──────── Working data
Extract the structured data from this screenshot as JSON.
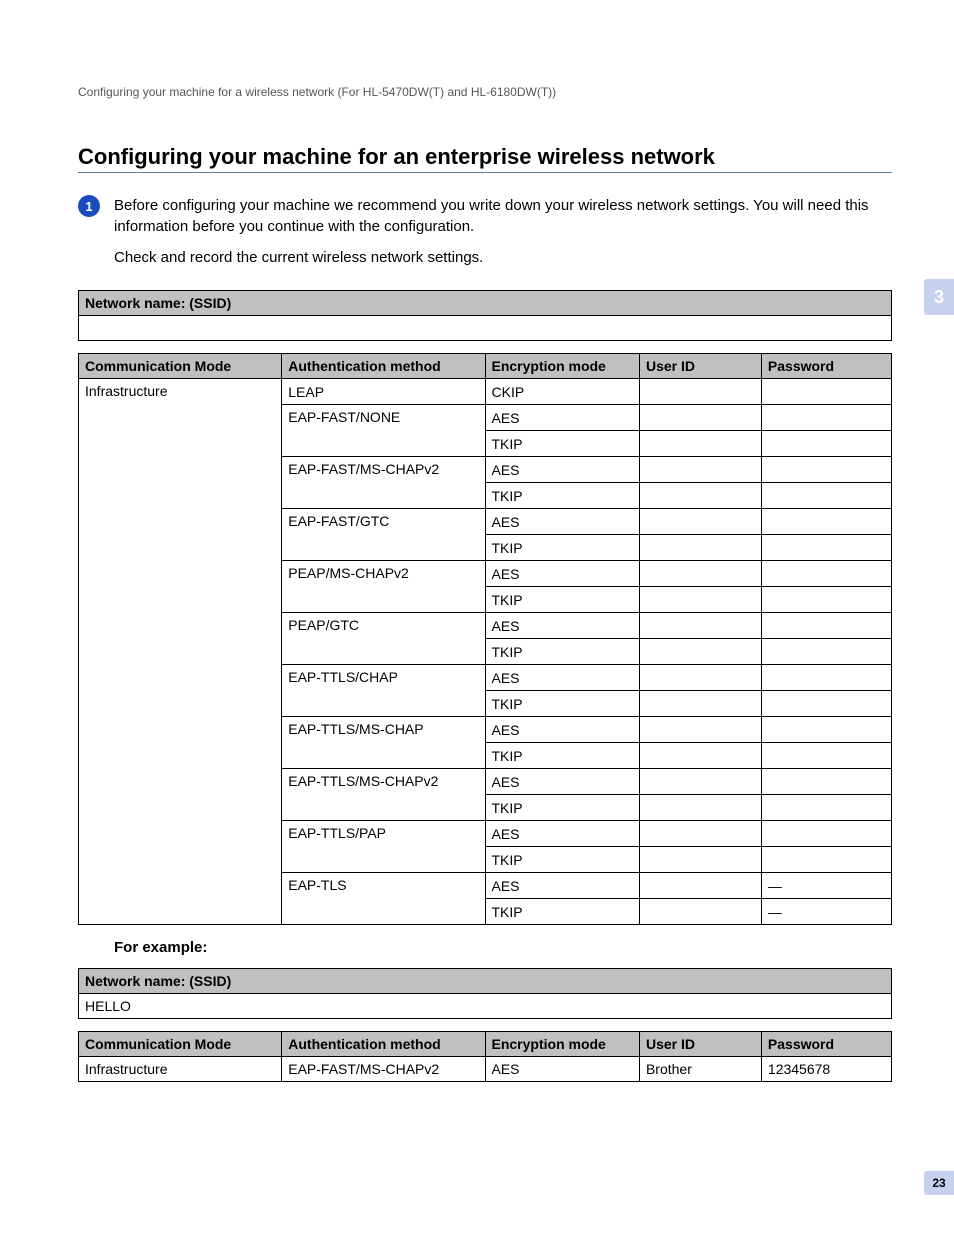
{
  "header_text": "Configuring your machine for a wireless network (For HL-5470DW(T) and HL-6180DW(T))",
  "heading": "Configuring your machine for an enterprise wireless network",
  "step_number": "1",
  "step_para1": "Before configuring your machine we recommend you write down your wireless network settings. You will need this information before you continue with the configuration.",
  "step_para2": "Check and record the current wireless network settings.",
  "ssid_label": "Network name: (SSID)",
  "cols": {
    "c1": "Communication Mode",
    "c2": "Authentication method",
    "c3": "Encryption mode",
    "c4": "User ID",
    "c5": "Password"
  },
  "comm_mode": "Infrastructure",
  "auth": {
    "leap": "LEAP",
    "eap_fast_none": "EAP-FAST/NONE",
    "eap_fast_mschapv2": "EAP-FAST/MS-CHAPv2",
    "eap_fast_gtc": "EAP-FAST/GTC",
    "peap_mschapv2": "PEAP/MS-CHAPv2",
    "peap_gtc": "PEAP/GTC",
    "eap_ttls_chap": "EAP-TTLS/CHAP",
    "eap_ttls_mschap": "EAP-TTLS/MS-CHAP",
    "eap_ttls_mschapv2": "EAP-TTLS/MS-CHAPv2",
    "eap_ttls_pap": "EAP-TTLS/PAP",
    "eap_tls": "EAP-TLS"
  },
  "enc": {
    "ckip": "CKIP",
    "aes": "AES",
    "tkip": "TKIP"
  },
  "dash": "—",
  "for_example": "For example:",
  "example": {
    "ssid_value": "HELLO",
    "comm": "Infrastructure",
    "auth": "EAP-FAST/MS-CHAPv2",
    "enc": "AES",
    "user": "Brother",
    "pass": "12345678"
  },
  "chapter_tab": "3",
  "page_number": "23",
  "widths": {
    "c1": "25%",
    "c2": "25%",
    "c3": "19%",
    "c4": "15%",
    "c5": "16%"
  }
}
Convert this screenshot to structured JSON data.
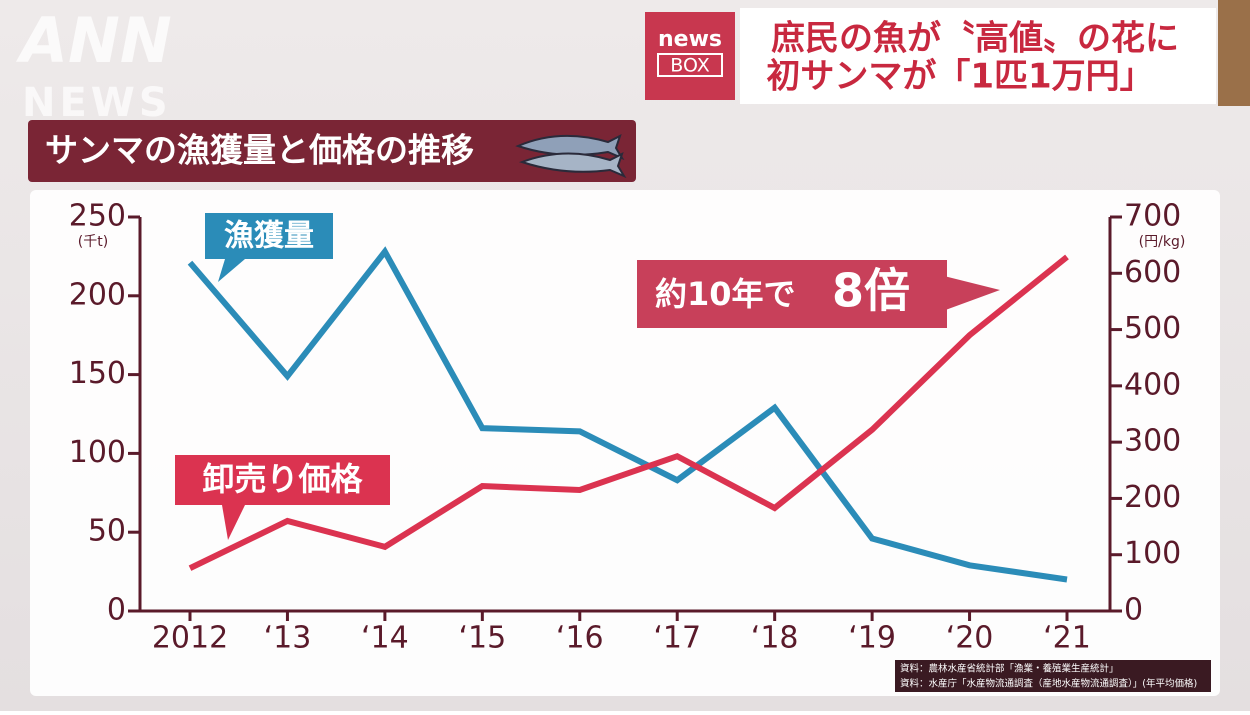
{
  "logo": {
    "ann": "ANN",
    "news": "NEWS"
  },
  "header": {
    "badge_top": "news",
    "badge_bottom": "BOX",
    "line1": "庶民の魚が〝高値〟の花に",
    "line2": "初サンマが「1匹1万円」"
  },
  "chart_data": {
    "type": "line",
    "title": "サンマの漁獲量と価格の推移",
    "categories": [
      "2012",
      "‘13",
      "‘14",
      "‘15",
      "‘16",
      "‘17",
      "‘18",
      "‘19",
      "‘20",
      "‘21"
    ],
    "series": [
      {
        "name": "漁獲量",
        "color": "#2b8cb8",
        "values": [
          221,
          149,
          228,
          116,
          114,
          83,
          129,
          46,
          29,
          20
        ]
      },
      {
        "name": "卸売り価格",
        "color": "#db3350",
        "axis": "y2",
        "values": [
          76,
          160,
          114,
          222,
          215,
          275,
          183,
          322,
          490,
          629
        ]
      }
    ],
    "ylim": [
      0,
      250
    ],
    "yticks": [
      0,
      50,
      100,
      150,
      200,
      250
    ],
    "y_unit": "(千t)",
    "y2lim": [
      0,
      700
    ],
    "y2ticks": [
      0,
      100,
      200,
      300,
      400,
      500,
      600,
      700
    ],
    "y2_unit": "(円/kg)",
    "annotation": {
      "text": "約10年で",
      "emphasis": "8倍"
    }
  },
  "sources": [
    "資料：農林水産省統計部「漁業・養殖業生産統計」",
    "資料：水産庁「水産物流通調査（産地水産物流通調査）」(年平均価格)"
  ]
}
────────────────
What you are asked to do
Pick out every line of the listing containing the word "screenshot", and show those lines.

Response to this exercise
Extract the structured data from this screenshot as JSON.
Convert this screenshot to structured JSON data.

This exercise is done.